| What you will do |
Show all lines from the listing below that contain "base".

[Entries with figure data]
>>>>

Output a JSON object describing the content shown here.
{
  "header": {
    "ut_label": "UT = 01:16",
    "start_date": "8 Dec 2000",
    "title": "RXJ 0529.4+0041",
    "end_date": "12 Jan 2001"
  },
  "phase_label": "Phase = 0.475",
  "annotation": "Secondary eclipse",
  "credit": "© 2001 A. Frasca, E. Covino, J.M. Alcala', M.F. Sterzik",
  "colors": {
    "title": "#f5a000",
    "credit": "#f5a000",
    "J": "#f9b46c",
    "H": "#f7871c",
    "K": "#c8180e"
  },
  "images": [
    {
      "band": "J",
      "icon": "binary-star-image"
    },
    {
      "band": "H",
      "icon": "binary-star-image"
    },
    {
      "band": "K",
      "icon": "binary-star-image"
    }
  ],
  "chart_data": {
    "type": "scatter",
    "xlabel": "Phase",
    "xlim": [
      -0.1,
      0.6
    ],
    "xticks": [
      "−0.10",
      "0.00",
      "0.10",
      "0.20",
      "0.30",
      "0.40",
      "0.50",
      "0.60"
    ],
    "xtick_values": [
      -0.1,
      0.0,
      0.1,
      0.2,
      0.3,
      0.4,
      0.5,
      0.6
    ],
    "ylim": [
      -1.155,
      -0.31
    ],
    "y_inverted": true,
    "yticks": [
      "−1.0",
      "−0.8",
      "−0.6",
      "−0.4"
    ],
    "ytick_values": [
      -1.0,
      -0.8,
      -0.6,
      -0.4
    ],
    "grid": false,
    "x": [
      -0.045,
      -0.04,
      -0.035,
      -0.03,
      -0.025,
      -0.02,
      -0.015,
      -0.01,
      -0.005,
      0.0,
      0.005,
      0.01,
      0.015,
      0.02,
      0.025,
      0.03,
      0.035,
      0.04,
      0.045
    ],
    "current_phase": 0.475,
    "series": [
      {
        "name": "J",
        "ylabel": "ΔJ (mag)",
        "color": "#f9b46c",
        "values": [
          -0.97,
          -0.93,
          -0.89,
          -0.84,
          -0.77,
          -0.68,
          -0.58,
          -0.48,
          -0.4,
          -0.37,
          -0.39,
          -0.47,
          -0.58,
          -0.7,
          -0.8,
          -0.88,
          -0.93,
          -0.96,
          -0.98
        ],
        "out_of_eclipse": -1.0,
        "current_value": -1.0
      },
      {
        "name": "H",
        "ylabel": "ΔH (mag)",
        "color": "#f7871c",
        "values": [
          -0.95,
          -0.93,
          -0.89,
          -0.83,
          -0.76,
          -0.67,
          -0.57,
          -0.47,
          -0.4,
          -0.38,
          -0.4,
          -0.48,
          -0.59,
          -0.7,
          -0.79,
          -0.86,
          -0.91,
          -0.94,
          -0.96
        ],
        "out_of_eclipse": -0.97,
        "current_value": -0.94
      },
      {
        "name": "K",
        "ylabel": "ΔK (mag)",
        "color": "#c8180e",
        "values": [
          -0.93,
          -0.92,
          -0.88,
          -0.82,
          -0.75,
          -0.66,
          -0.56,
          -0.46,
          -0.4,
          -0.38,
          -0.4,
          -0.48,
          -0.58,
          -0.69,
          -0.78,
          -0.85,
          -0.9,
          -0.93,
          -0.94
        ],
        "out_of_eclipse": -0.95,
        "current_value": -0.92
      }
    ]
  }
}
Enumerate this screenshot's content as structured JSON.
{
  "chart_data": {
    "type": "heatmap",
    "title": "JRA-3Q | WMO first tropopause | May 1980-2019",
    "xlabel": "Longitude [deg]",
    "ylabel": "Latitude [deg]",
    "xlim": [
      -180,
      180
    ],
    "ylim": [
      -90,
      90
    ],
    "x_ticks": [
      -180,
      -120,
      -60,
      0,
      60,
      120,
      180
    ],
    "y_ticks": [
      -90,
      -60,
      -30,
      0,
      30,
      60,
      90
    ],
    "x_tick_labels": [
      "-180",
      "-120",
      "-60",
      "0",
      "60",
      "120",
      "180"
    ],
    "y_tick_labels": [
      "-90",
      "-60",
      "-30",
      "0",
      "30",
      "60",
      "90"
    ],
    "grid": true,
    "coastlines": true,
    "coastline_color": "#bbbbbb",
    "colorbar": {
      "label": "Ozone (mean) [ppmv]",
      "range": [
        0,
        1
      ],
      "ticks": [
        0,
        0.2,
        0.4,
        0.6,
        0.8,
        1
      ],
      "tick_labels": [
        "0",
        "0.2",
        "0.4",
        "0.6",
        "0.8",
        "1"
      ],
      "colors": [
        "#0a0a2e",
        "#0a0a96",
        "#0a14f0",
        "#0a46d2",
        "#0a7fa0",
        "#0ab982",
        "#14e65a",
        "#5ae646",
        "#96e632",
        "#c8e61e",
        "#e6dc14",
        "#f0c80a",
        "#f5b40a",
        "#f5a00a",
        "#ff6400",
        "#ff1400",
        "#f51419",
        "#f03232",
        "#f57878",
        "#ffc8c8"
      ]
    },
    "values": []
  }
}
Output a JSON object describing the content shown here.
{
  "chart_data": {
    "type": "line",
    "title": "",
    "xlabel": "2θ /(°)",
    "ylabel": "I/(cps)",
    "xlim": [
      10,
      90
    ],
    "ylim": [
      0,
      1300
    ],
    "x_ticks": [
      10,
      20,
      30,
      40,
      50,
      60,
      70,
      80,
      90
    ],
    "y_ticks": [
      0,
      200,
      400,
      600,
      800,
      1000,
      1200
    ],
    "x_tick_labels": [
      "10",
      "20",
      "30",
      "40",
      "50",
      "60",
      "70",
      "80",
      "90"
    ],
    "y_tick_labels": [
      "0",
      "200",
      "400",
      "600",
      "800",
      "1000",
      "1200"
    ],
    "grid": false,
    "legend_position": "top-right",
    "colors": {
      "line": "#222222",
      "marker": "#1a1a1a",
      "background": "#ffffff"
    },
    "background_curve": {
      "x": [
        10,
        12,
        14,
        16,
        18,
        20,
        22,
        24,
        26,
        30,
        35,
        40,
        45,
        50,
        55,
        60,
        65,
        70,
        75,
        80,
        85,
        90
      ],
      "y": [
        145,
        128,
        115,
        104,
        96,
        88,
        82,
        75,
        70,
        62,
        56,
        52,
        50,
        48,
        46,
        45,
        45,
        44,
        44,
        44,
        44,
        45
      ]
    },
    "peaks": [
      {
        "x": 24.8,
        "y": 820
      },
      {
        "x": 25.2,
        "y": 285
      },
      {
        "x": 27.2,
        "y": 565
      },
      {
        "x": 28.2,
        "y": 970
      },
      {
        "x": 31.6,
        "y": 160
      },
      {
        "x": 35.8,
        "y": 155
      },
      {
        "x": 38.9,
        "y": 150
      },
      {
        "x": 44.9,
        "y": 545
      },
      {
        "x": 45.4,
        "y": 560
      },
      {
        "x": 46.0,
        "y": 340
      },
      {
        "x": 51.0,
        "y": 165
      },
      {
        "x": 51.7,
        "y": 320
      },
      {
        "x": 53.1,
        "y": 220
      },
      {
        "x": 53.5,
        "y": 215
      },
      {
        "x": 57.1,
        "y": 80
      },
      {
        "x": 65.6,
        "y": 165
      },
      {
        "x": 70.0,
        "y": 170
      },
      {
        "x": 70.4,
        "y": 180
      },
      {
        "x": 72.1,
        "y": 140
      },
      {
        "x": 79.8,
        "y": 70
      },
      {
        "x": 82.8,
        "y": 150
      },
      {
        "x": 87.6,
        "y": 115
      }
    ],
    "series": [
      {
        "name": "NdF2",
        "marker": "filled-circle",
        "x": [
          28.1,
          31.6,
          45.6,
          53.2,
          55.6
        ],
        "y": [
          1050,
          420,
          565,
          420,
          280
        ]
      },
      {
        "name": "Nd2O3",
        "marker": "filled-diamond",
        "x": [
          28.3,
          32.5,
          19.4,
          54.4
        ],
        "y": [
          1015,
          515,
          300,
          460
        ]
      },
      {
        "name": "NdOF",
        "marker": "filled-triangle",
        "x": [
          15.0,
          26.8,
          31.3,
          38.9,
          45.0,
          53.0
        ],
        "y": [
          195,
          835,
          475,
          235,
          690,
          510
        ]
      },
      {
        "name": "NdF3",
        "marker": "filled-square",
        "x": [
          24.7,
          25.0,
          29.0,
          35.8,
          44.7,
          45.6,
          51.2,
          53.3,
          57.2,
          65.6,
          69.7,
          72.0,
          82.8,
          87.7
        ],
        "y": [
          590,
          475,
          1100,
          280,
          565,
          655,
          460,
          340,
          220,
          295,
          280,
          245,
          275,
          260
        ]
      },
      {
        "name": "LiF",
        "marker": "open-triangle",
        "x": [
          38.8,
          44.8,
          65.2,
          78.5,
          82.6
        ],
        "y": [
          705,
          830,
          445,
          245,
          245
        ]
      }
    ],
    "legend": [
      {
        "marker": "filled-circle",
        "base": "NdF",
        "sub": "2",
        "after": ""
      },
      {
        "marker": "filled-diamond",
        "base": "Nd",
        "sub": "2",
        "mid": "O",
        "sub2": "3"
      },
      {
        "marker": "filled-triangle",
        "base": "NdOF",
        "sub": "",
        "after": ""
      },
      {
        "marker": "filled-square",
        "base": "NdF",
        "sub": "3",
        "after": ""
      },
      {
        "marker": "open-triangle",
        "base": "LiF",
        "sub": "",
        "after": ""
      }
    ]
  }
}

<<<<

| Solution below |
        "base": "NdF",
        "base": "Nd",
        "base": "NdOF",
        "base": "NdF",
        "base": "LiF",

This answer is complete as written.